## Supplied material

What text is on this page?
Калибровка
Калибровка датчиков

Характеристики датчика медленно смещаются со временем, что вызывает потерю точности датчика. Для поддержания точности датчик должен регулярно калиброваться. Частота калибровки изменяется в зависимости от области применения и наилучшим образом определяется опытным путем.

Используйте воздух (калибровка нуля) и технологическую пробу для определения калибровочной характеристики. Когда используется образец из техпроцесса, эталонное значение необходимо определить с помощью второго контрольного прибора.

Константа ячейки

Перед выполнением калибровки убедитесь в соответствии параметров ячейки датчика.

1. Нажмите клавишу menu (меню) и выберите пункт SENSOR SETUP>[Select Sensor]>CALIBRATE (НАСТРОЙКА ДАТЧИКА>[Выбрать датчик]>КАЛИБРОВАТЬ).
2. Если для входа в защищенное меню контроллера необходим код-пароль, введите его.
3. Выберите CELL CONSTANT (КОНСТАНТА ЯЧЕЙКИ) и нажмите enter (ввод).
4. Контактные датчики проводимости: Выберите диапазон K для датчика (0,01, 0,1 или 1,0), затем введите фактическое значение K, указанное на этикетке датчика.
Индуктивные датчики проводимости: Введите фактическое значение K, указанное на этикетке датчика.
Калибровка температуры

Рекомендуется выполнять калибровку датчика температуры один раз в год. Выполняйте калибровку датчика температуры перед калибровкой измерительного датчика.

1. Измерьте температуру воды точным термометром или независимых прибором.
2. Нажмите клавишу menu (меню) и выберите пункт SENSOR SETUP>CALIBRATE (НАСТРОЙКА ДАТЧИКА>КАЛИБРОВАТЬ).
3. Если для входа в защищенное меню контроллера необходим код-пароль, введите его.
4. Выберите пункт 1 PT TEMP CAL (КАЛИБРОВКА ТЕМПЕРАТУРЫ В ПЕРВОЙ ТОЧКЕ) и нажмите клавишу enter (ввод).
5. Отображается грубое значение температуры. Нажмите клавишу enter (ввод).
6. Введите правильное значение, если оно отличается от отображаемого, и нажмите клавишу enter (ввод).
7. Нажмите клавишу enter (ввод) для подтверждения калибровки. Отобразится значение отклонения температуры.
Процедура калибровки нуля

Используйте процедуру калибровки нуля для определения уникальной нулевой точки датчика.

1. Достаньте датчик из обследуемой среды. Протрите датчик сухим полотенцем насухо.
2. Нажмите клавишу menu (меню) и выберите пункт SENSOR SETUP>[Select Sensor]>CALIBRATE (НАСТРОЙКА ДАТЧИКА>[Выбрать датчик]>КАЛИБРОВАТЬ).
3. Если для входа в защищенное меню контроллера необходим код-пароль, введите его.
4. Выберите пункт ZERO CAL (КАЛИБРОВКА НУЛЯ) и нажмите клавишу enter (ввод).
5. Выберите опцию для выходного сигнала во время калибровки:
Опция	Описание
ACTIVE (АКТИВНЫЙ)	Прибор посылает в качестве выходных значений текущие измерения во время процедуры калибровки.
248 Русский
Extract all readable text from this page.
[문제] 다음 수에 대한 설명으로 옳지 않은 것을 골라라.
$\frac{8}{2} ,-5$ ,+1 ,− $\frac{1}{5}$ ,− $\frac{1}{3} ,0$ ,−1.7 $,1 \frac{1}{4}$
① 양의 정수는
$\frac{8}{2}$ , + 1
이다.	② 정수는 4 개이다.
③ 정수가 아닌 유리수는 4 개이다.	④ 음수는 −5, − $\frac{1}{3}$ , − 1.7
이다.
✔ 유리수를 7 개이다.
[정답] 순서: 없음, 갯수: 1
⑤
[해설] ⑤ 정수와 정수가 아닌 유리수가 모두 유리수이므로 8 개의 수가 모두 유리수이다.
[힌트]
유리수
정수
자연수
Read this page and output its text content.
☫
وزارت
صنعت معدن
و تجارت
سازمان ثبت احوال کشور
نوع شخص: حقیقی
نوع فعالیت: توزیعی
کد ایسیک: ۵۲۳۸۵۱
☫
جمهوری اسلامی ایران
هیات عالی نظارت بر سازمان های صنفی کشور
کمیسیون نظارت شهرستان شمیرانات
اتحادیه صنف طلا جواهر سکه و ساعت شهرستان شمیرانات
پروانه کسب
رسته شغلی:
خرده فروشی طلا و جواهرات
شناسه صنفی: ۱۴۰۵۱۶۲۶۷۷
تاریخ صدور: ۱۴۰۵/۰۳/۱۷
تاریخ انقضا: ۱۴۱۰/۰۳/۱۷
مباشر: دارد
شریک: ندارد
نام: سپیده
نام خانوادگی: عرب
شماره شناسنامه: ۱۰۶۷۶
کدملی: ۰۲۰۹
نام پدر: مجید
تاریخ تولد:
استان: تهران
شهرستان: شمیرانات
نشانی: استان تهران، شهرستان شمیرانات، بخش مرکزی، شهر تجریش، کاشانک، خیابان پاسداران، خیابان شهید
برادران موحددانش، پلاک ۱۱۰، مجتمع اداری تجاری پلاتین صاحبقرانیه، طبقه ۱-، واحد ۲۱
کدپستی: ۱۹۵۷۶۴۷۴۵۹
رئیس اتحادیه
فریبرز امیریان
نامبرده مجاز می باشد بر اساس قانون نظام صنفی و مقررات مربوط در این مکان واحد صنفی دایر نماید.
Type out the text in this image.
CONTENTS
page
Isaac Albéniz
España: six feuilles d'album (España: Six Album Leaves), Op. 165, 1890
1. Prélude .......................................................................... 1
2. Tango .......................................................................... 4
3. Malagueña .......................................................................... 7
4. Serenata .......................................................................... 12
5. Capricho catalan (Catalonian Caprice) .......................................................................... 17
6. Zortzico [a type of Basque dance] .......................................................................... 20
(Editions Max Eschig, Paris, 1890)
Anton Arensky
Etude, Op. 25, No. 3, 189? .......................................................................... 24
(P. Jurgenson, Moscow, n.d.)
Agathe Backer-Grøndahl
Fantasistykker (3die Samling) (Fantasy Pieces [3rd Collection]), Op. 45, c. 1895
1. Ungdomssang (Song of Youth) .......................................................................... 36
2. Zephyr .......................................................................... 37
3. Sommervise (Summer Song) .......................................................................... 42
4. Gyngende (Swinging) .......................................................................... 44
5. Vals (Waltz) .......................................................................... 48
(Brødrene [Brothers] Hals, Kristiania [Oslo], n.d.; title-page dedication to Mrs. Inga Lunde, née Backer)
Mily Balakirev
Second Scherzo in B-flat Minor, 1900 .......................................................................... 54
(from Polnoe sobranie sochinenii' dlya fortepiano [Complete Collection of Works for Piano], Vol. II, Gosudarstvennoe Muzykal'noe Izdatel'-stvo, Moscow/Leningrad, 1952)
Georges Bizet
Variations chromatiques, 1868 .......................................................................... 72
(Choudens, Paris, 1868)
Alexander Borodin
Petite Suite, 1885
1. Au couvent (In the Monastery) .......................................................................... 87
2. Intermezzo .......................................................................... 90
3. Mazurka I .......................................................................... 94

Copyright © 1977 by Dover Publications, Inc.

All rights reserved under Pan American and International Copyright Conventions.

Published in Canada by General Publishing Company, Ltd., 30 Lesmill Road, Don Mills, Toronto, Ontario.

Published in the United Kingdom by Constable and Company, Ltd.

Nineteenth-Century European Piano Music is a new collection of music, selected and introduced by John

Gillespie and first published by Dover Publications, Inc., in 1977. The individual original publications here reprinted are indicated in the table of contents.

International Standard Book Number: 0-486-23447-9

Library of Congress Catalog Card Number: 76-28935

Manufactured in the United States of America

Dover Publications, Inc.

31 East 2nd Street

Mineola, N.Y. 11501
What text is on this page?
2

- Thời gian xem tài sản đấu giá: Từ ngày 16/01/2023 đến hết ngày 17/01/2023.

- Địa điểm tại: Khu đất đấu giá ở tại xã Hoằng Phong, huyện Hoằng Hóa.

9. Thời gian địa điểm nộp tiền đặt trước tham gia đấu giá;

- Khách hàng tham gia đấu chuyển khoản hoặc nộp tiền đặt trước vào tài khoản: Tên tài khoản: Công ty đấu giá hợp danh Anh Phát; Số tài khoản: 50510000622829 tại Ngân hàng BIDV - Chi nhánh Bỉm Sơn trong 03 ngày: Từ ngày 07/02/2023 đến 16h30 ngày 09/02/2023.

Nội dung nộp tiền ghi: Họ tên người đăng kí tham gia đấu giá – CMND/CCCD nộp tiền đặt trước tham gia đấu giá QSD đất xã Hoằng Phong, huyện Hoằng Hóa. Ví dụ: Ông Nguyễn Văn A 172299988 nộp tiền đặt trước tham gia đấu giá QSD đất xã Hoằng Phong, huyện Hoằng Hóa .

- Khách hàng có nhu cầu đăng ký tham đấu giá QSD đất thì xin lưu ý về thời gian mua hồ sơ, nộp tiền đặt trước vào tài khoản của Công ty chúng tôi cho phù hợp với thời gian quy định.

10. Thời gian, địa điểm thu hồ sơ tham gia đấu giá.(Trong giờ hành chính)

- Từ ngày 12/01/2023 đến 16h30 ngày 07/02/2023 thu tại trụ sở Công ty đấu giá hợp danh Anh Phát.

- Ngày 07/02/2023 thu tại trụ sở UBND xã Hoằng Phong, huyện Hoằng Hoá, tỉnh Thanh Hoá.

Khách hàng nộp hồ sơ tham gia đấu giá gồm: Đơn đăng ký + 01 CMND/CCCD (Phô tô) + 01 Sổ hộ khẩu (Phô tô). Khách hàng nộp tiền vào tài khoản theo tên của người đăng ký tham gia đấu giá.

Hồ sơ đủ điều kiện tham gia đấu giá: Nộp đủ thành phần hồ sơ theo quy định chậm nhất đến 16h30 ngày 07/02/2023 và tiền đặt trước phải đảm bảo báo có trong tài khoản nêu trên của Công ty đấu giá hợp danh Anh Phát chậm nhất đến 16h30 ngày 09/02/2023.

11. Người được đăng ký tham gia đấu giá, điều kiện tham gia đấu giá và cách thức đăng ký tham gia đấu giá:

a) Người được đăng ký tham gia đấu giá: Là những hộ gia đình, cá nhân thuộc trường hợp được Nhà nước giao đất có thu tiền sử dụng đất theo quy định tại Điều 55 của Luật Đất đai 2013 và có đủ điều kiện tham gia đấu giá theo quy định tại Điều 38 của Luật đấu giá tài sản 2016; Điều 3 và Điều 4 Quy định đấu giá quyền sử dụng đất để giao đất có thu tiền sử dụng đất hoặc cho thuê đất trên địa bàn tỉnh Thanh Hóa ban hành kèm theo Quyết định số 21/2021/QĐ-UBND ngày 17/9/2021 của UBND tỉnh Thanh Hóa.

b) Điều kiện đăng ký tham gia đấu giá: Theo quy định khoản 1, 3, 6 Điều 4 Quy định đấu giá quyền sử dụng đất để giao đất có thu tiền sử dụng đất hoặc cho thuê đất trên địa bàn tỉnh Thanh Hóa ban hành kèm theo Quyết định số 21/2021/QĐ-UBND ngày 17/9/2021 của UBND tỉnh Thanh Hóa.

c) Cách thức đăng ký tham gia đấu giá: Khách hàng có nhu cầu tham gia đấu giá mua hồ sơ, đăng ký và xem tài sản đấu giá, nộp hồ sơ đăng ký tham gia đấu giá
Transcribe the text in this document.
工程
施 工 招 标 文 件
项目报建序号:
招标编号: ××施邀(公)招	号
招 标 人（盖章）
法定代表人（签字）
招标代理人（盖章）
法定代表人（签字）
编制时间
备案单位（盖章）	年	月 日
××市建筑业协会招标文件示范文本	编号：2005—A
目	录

## Problem details
Report how many lines in these entries contain "شهرستان". Answer with the number only.

## Solution to the problem
4